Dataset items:
—————

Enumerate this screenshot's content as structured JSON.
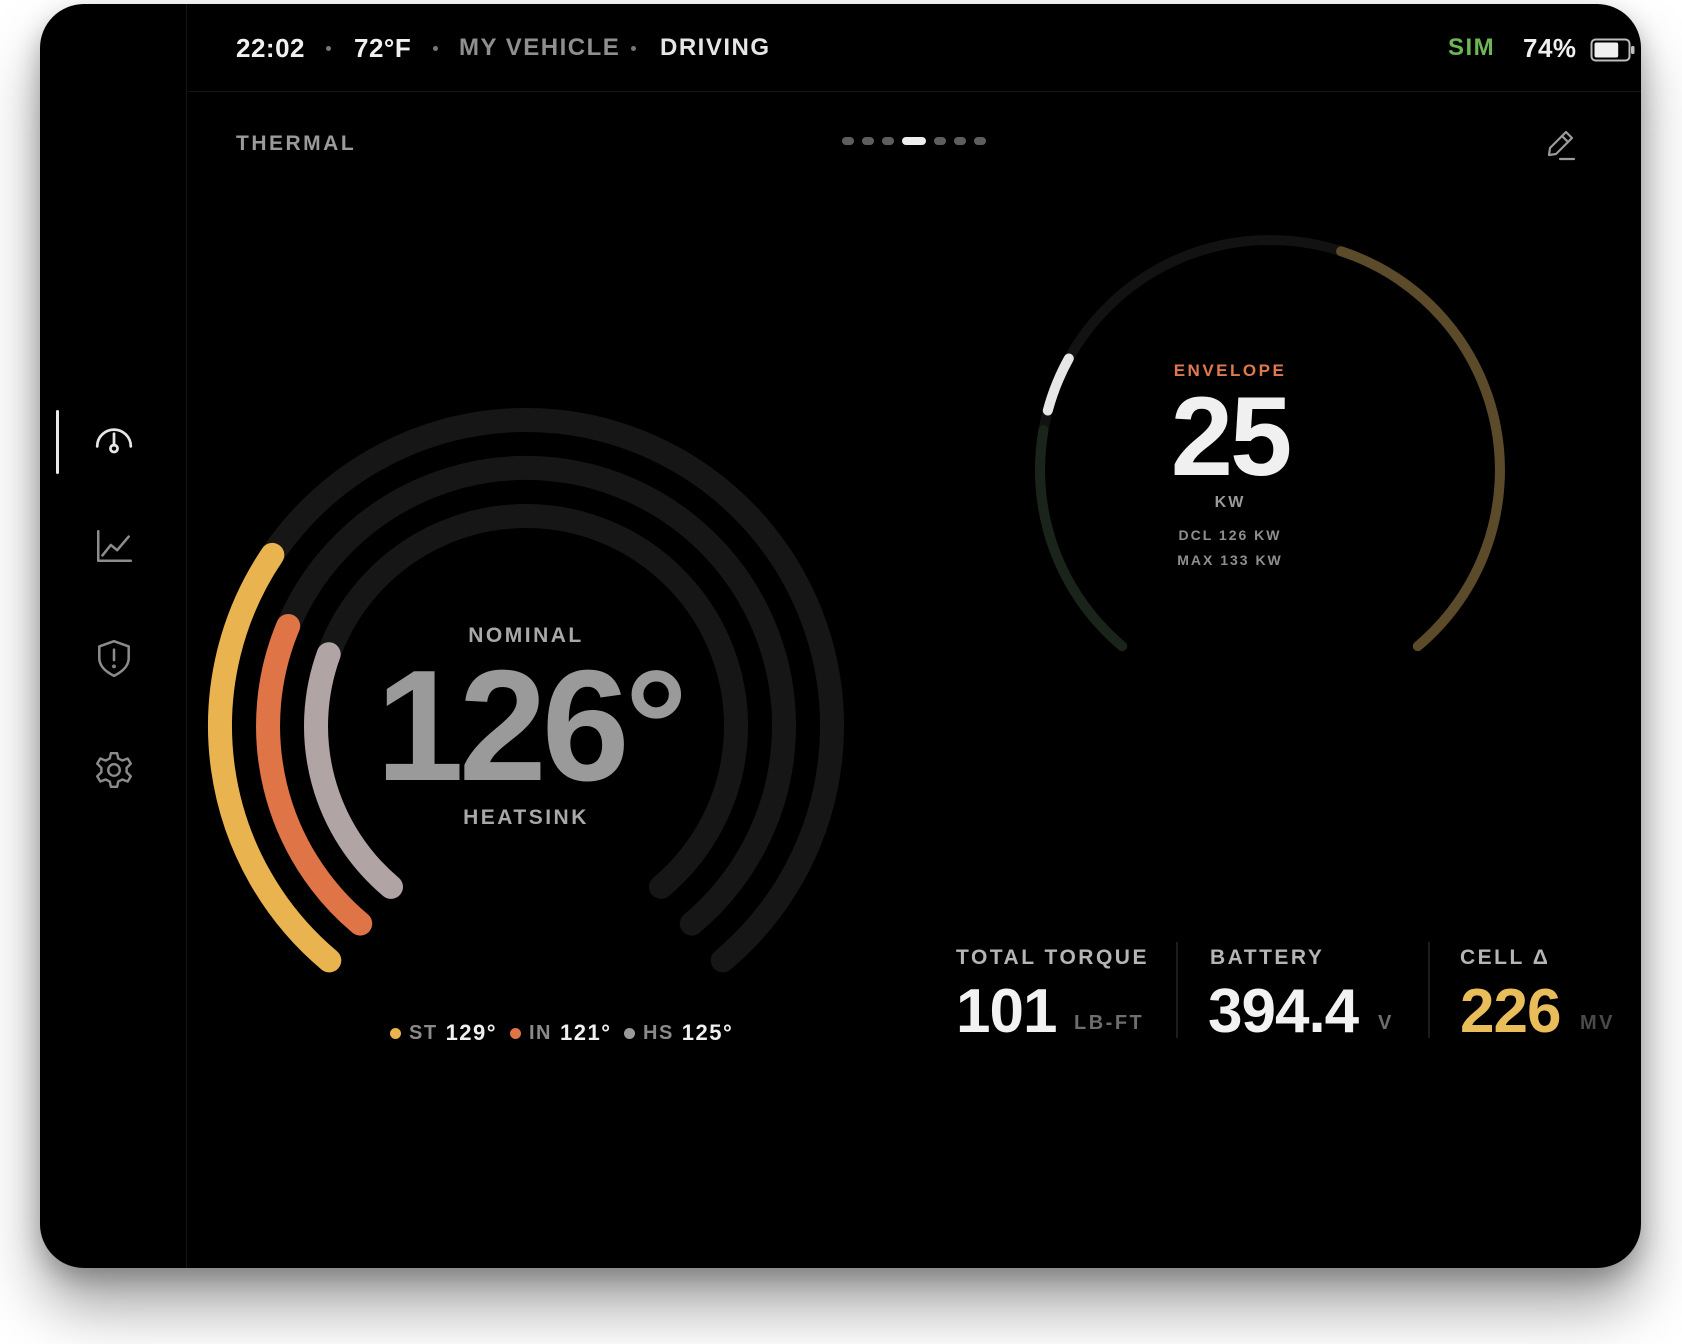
{
  "status_bar": {
    "time": "22:02",
    "temperature": "72°F",
    "vehicle_name": "MY VEHICLE",
    "mode": "DRIVING",
    "sim_label": "SIM",
    "battery_percent": "74%",
    "battery_level": 0.74
  },
  "sidebar": {
    "items": [
      {
        "name": "dashboard",
        "icon": "gauge-icon",
        "active": true
      },
      {
        "name": "charts",
        "icon": "line-chart-icon",
        "active": false
      },
      {
        "name": "alerts",
        "icon": "shield-alert-icon",
        "active": false
      },
      {
        "name": "settings",
        "icon": "gear-icon",
        "active": false
      }
    ]
  },
  "page": {
    "title": "THERMAL",
    "page_count": 7,
    "active_page": 3
  },
  "thermal_gauge": {
    "status": "NOMINAL",
    "value": "126°",
    "label": "HEATSINK",
    "rings": [
      {
        "key": "ST",
        "color": "#e9b44f",
        "level": 0.3
      },
      {
        "key": "IN",
        "color": "#df7446",
        "level": 0.26
      },
      {
        "key": "HS",
        "color": "#b0a4a4",
        "level": 0.25
      }
    ],
    "legend": [
      {
        "key": "ST",
        "value": "129°",
        "color": "#e9b44f"
      },
      {
        "key": "IN",
        "value": "121°",
        "color": "#df7446"
      },
      {
        "key": "HS",
        "value": "125°",
        "color": "#9a9a9a"
      }
    ]
  },
  "envelope_gauge": {
    "label": "ENVELOPE",
    "value": "25",
    "unit": "KW",
    "dcl_line": "DCL 126 KW",
    "max_line": "MAX 133 KW",
    "accent_color": "#e0794e",
    "limit_band_color": "#5c4b2b"
  },
  "metrics": [
    {
      "label": "TOTAL TORQUE",
      "value": "101",
      "unit": "LB-FT",
      "color": "#f2f2f2"
    },
    {
      "label": "BATTERY",
      "value": "394.4",
      "unit": "V",
      "color": "#f2f2f2"
    },
    {
      "label": "CELL Δ",
      "value": "226",
      "unit": "MV",
      "color": "#e9bd5a"
    }
  ]
}
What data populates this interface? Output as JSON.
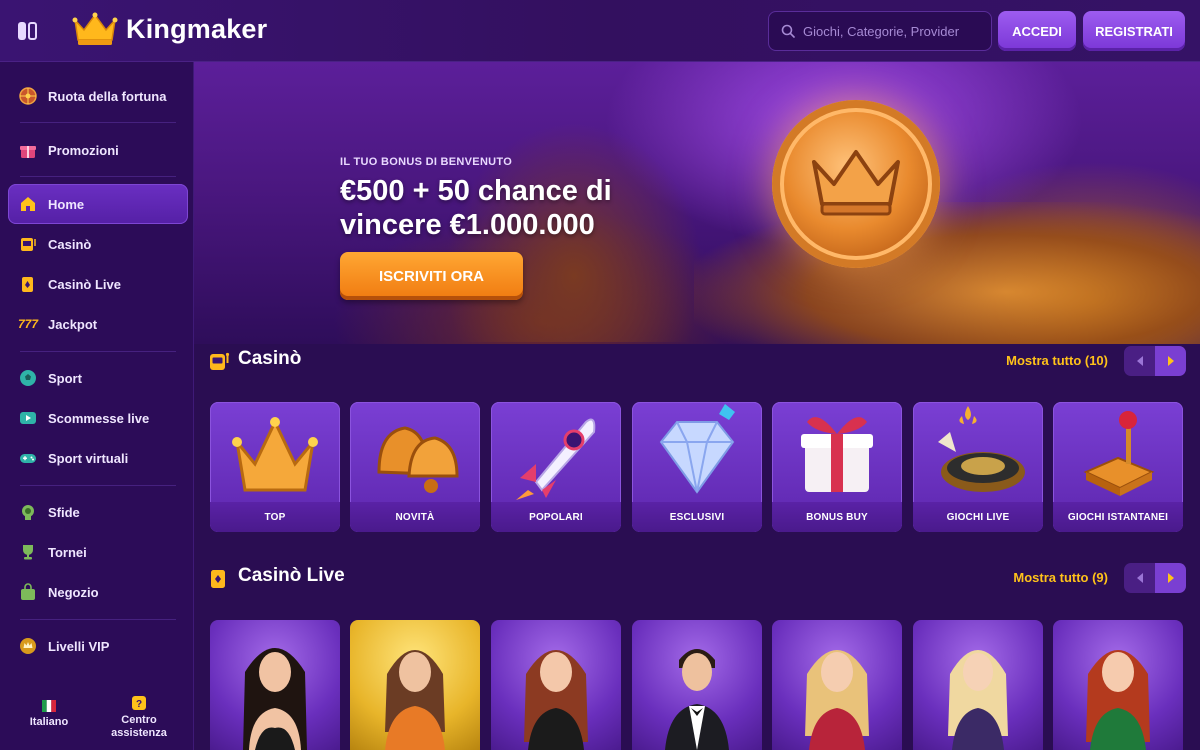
{
  "header": {
    "brand": "Kingmaker",
    "search_placeholder": "Giochi, Categorie, Provider",
    "login_label": "ACCEDI",
    "register_label": "REGISTRATI"
  },
  "sidebar": {
    "items": [
      {
        "label": "Ruota della fortuna",
        "icon": "wheel-icon"
      },
      {
        "label": "Promozioni",
        "icon": "gift-icon"
      },
      {
        "label": "Home",
        "icon": "home-icon",
        "active": true
      },
      {
        "label": "Casinò",
        "icon": "slot-machine-icon"
      },
      {
        "label": "Casinò Live",
        "icon": "cards-icon"
      },
      {
        "label": "Jackpot",
        "icon": "jackpot-777-icon"
      },
      {
        "label": "Sport",
        "icon": "soccer-ball-icon"
      },
      {
        "label": "Scommesse live",
        "icon": "live-play-icon"
      },
      {
        "label": "Sport virtuali",
        "icon": "gamepad-icon"
      },
      {
        "label": "Sfide",
        "icon": "medal-icon"
      },
      {
        "label": "Tornei",
        "icon": "trophy-icon"
      },
      {
        "label": "Negozio",
        "icon": "shop-bag-icon"
      },
      {
        "label": "Livelli VIP",
        "icon": "vip-crown-icon"
      }
    ],
    "footer": {
      "language": "Italiano",
      "help_line1": "Centro",
      "help_line2": "assistenza"
    }
  },
  "banner": {
    "subtitle": "IL TUO BONUS DI BENVENUTO",
    "title": "€500 + 50 chance di vincere €1.000.000",
    "cta": "ISCRIVITI ORA"
  },
  "casino": {
    "title": "Casinò",
    "show_all": "Mostra tutto (10)",
    "categories": [
      {
        "label": "TOP"
      },
      {
        "label": "NOVITÀ"
      },
      {
        "label": "POPOLARI"
      },
      {
        "label": "ESCLUSIVI"
      },
      {
        "label": "BONUS BUY"
      },
      {
        "label": "GIOCHI LIVE"
      },
      {
        "label": "GIOCHI ISTANTANEI"
      }
    ]
  },
  "casino_live": {
    "title": "Casinò Live",
    "show_all": "Mostra tutto (9)"
  },
  "colors": {
    "accent_gold": "#ffc21a",
    "primary_purple": "#7a36d6",
    "cta_orange": "#f07a10",
    "background": "#2a0d52"
  }
}
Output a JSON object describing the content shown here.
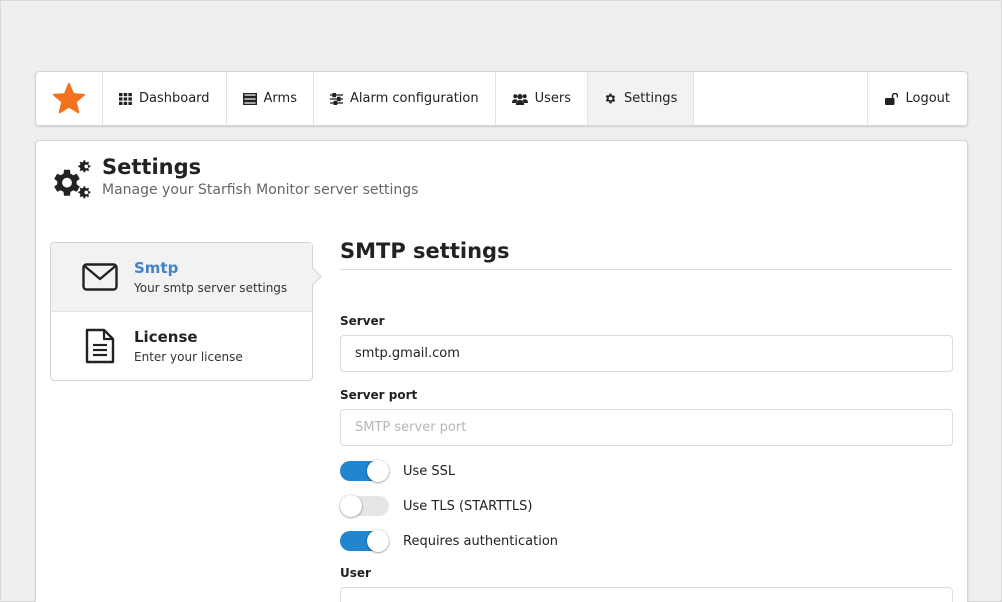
{
  "colors": {
    "accent": "#2185d0",
    "link": "#4183c4",
    "logo_star": "#f2711c"
  },
  "nav": {
    "logo_icon": "star-icon",
    "items": [
      {
        "label": "Dashboard",
        "icon": "grid-icon"
      },
      {
        "label": "Arms",
        "icon": "list-icon"
      },
      {
        "label": "Alarm configuration",
        "icon": "sliders-icon"
      },
      {
        "label": "Users",
        "icon": "users-icon"
      },
      {
        "label": "Settings",
        "icon": "gear-icon",
        "active": true
      }
    ],
    "logout": {
      "label": "Logout",
      "icon": "unlock-icon"
    }
  },
  "header": {
    "title": "Settings",
    "subtitle": "Manage your Starfish Monitor server settings",
    "icon": "gears-icon"
  },
  "menu": {
    "items": [
      {
        "title": "Smtp",
        "description": "Your smtp server settings",
        "icon": "envelope-icon",
        "active": true
      },
      {
        "title": "License",
        "description": "Enter your license",
        "icon": "file-text-icon"
      }
    ]
  },
  "smtp": {
    "heading": "SMTP settings",
    "server": {
      "label": "Server",
      "value": "smtp.gmail.com",
      "placeholder": ""
    },
    "port": {
      "label": "Server port",
      "value": "",
      "placeholder": "SMTP server port"
    },
    "toggles": [
      {
        "label": "Use SSL",
        "checked": true
      },
      {
        "label": "Use TLS (STARTTLS)",
        "checked": false
      },
      {
        "label": "Requires authentication",
        "checked": true
      }
    ],
    "user": {
      "label": "User",
      "value": "",
      "placeholder": ""
    }
  }
}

—————

Where a line of the data holds "JSON", show that line.

Enumerate this screenshot's content as structured JSON.
What data populates this interface? Output as JSON.
Output a JSON object describing the content shown here.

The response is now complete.